-- Brief --
From the records, pick out and copy each line containing "shown".

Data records
BEGIN
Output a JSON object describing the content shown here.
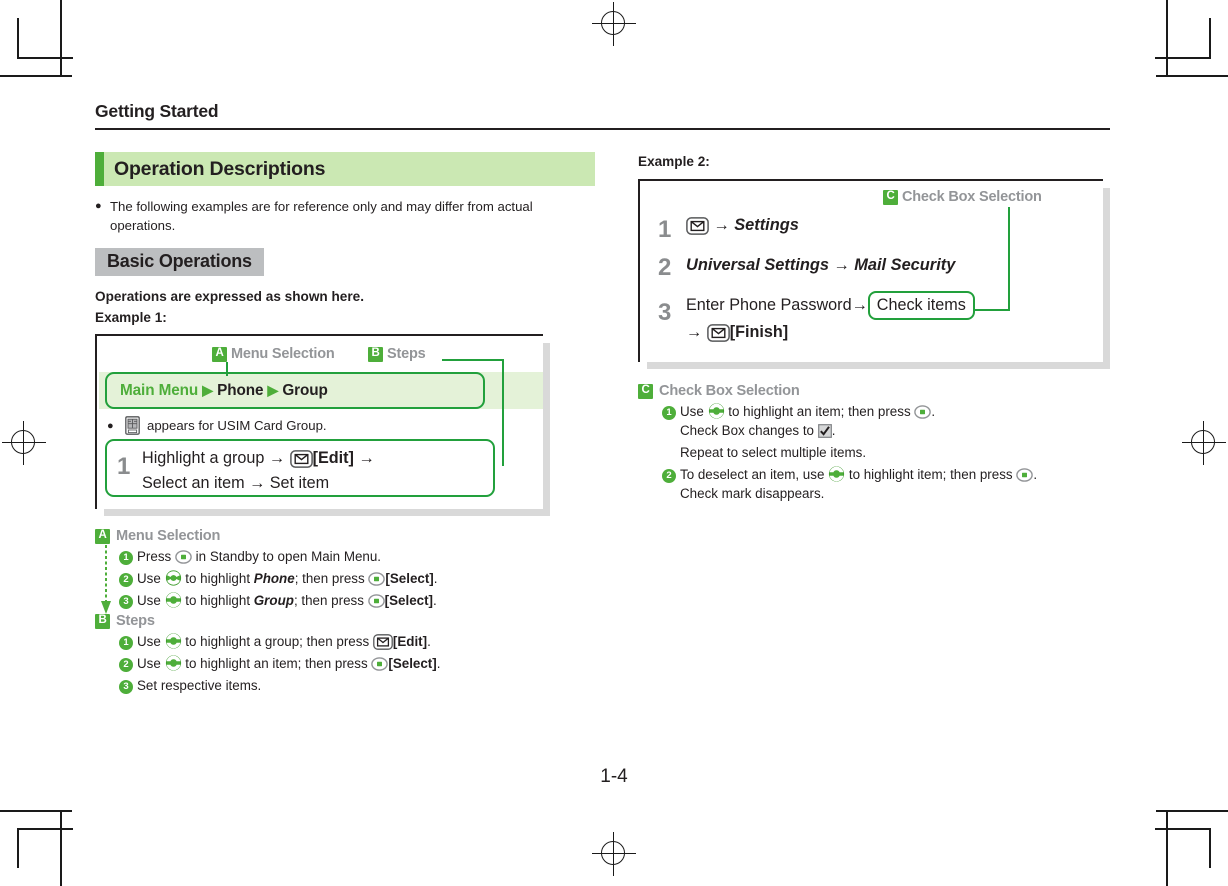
{
  "header": {
    "running_head": "Getting Started"
  },
  "left_column": {
    "section_title": "Operation Descriptions",
    "section_accent_color": "#4eae3a",
    "section_bg_color": "#cbe8b3",
    "note_bullet": "The following examples are for reference only and may differ from actual operations.",
    "sub_head": "Basic Operations",
    "lead_line": "Operations are expressed as shown here.",
    "example_label": "Example 1:",
    "diagram": {
      "callout_a": {
        "badge": "A",
        "label": "Menu Selection"
      },
      "callout_b": {
        "badge": "B",
        "label": "Steps"
      },
      "nav_path": {
        "root": "Main Menu",
        "separator": "▶",
        "item1": "Phone",
        "item2": "Group"
      },
      "note_bullet": "appears for USIM Card Group.",
      "note_icon": "usim-card-icon",
      "step": {
        "number": "1",
        "line1_a": "Highlight a group",
        "arrow": "→",
        "line1_key": "mail-key-icon",
        "line1_b": "[Edit]",
        "line2": "Select an item → Set item"
      }
    },
    "explanations": [
      {
        "badge": "A",
        "title": "Menu Selection",
        "items": [
          {
            "num": "1",
            "pre": "Press ",
            "icon": "center-key-icon",
            "post": " in Standby to open Main Menu."
          },
          {
            "num": "2",
            "pre": "Use ",
            "icon": "four-way-key-icon",
            "mid": " to highlight ",
            "emph": "Phone",
            "mid2": "; then press ",
            "icon2": "center-key-icon",
            "bold_tail": "[Select]",
            "post": "."
          },
          {
            "num": "3",
            "pre": "Use ",
            "icon": "up-down-key-icon",
            "mid": " to highlight ",
            "emph": "Group",
            "mid2": "; then press ",
            "icon2": "center-key-icon",
            "bold_tail": "[Select]",
            "post": "."
          }
        ]
      },
      {
        "badge": "B",
        "title": "Steps",
        "items": [
          {
            "num": "1",
            "pre": "Use ",
            "icon": "up-down-key-icon",
            "mid": " to highlight a group; then press ",
            "icon2": "mail-key-icon",
            "bold_tail": "[Edit]",
            "post": "."
          },
          {
            "num": "2",
            "pre": "Use ",
            "icon": "up-down-key-icon",
            "mid": " to highlight an item; then press ",
            "icon2": "center-key-icon",
            "bold_tail": "[Select]",
            "post": "."
          },
          {
            "num": "3",
            "pre": "Set respective items.",
            "icon": "",
            "mid": "",
            "post": ""
          }
        ]
      }
    ]
  },
  "right_column": {
    "example_label": "Example 2:",
    "diagram": {
      "callout_c": {
        "badge": "C",
        "label": "Check Box Selection"
      },
      "steps": [
        {
          "number": "1",
          "key": "mail-key-icon",
          "arrow": "→",
          "text": "Settings"
        },
        {
          "number": "2",
          "text_a": "Universal Settings",
          "arrow": "→",
          "text_b": "Mail Security"
        },
        {
          "number": "3",
          "line1_a": "Enter Phone Password",
          "arrow": "→",
          "boxed": "Check items",
          "line2_arrow": "→",
          "line2_key": "mail-key-icon",
          "line2_b": "[Finish]"
        }
      ]
    },
    "explanation": {
      "badge": "C",
      "title": "Check Box Selection",
      "items": [
        {
          "num": "1",
          "pre": "Use ",
          "icon": "up-down-key-icon",
          "mid": " to highlight an item; then press ",
          "icon2": "center-key-icon",
          "post": ".",
          "sub_lines": [
            {
              "pre": "Check Box changes to ",
              "icon": "checkbox-checked-icon",
              "post": "."
            },
            {
              "pre": "Repeat to select multiple items.",
              "icon": "",
              "post": ""
            }
          ]
        },
        {
          "num": "2",
          "pre": "To deselect an item, use ",
          "icon": "up-down-key-icon",
          "mid": " to highlight item; then press ",
          "icon2": "center-key-icon",
          "post": ".",
          "sub_lines": [
            {
              "pre": "Check mark disappears.",
              "icon": "",
              "post": ""
            }
          ]
        }
      ]
    }
  },
  "footer": {
    "page_number": "1-4"
  },
  "colors": {
    "green_accent": "#4eae3a",
    "green_line": "#22a03c",
    "green_pale": "#cbe8b3",
    "green_band": "#e4f2d8",
    "gray_label": "#939598",
    "gray_subhead_bg": "#bcbec0",
    "shadow": "#d9d9d9",
    "ink": "#231f20"
  }
}
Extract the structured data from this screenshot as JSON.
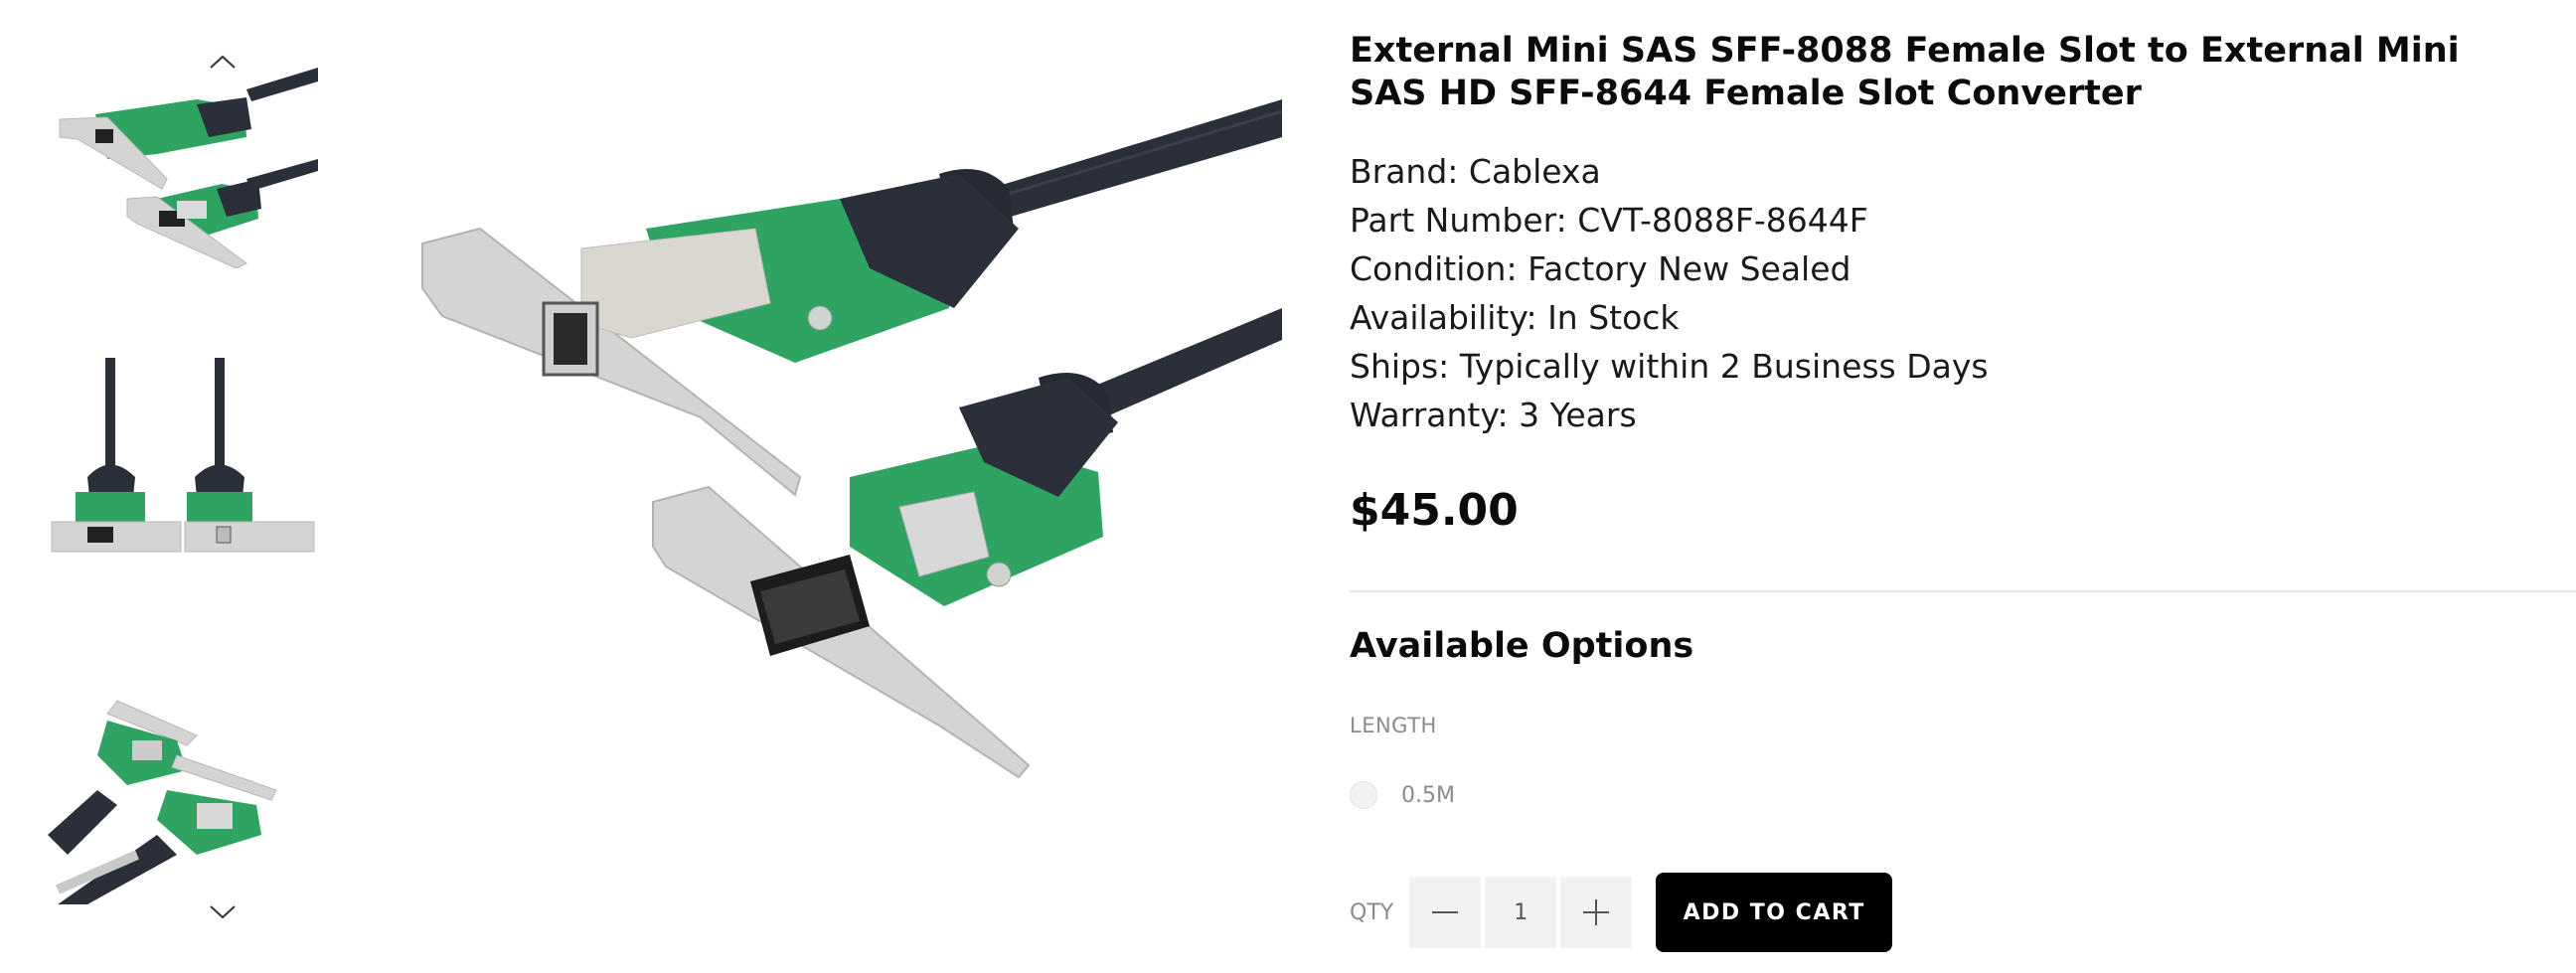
{
  "gallery": {
    "up_icon": "chevron-up-icon",
    "down_icon": "chevron-down-icon",
    "thumbnails": [
      {
        "name": "thumbnail-angled-pair"
      },
      {
        "name": "thumbnail-front-pair"
      },
      {
        "name": "thumbnail-rear-pair"
      }
    ]
  },
  "product": {
    "title": "External Mini SAS SFF-8088 Female Slot to External Mini SAS HD SFF-8644 Female Slot Converter",
    "specs": {
      "brand": "Brand: Cablexa",
      "part_number": "Part Number: CVT-8088F-8644F",
      "condition": "Condition: Factory New Sealed",
      "availability": "Availability: In Stock",
      "ships": "Ships: Typically within 2 Business Days",
      "warranty": "Warranty: 3 Years"
    },
    "price": "$45.00"
  },
  "options": {
    "heading": "Available Options",
    "length_label": "LENGTH",
    "length_choices": [
      "0.5M"
    ]
  },
  "purchase": {
    "qty_label": "QTY",
    "qty_value": "1",
    "add_to_cart": "ADD TO CART",
    "minus_icon": "minus-icon",
    "plus_icon": "plus-icon"
  },
  "colors": {
    "pcb_green": "#2fa462",
    "bracket_silver": "#d4d4d2",
    "cable_dark": "#2b2f3a",
    "button_black": "#000000"
  }
}
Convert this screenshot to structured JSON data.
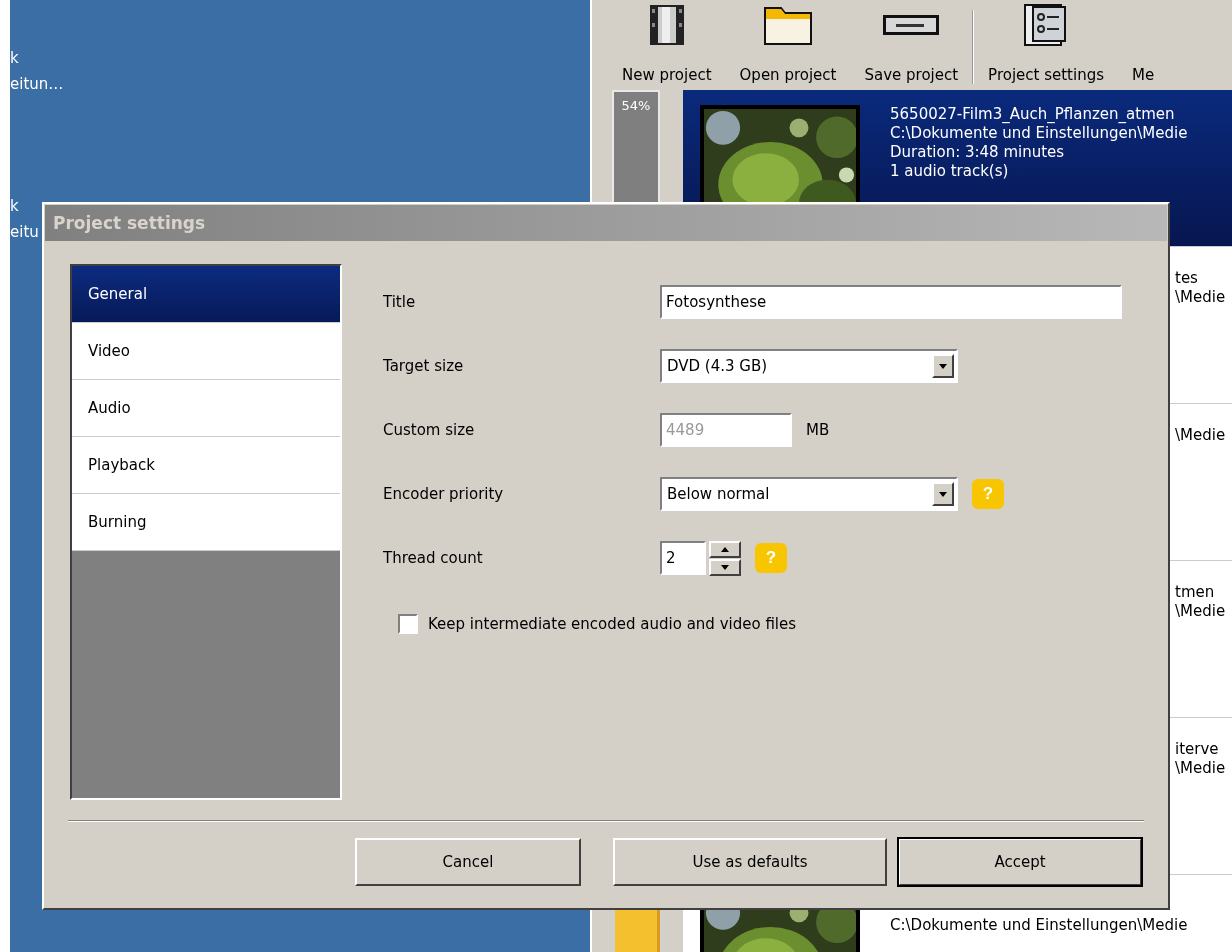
END
-- Solution for this task --
Output a JSON object describing the content shown here.
    "lead_line": "Operations are expressed as shown here.",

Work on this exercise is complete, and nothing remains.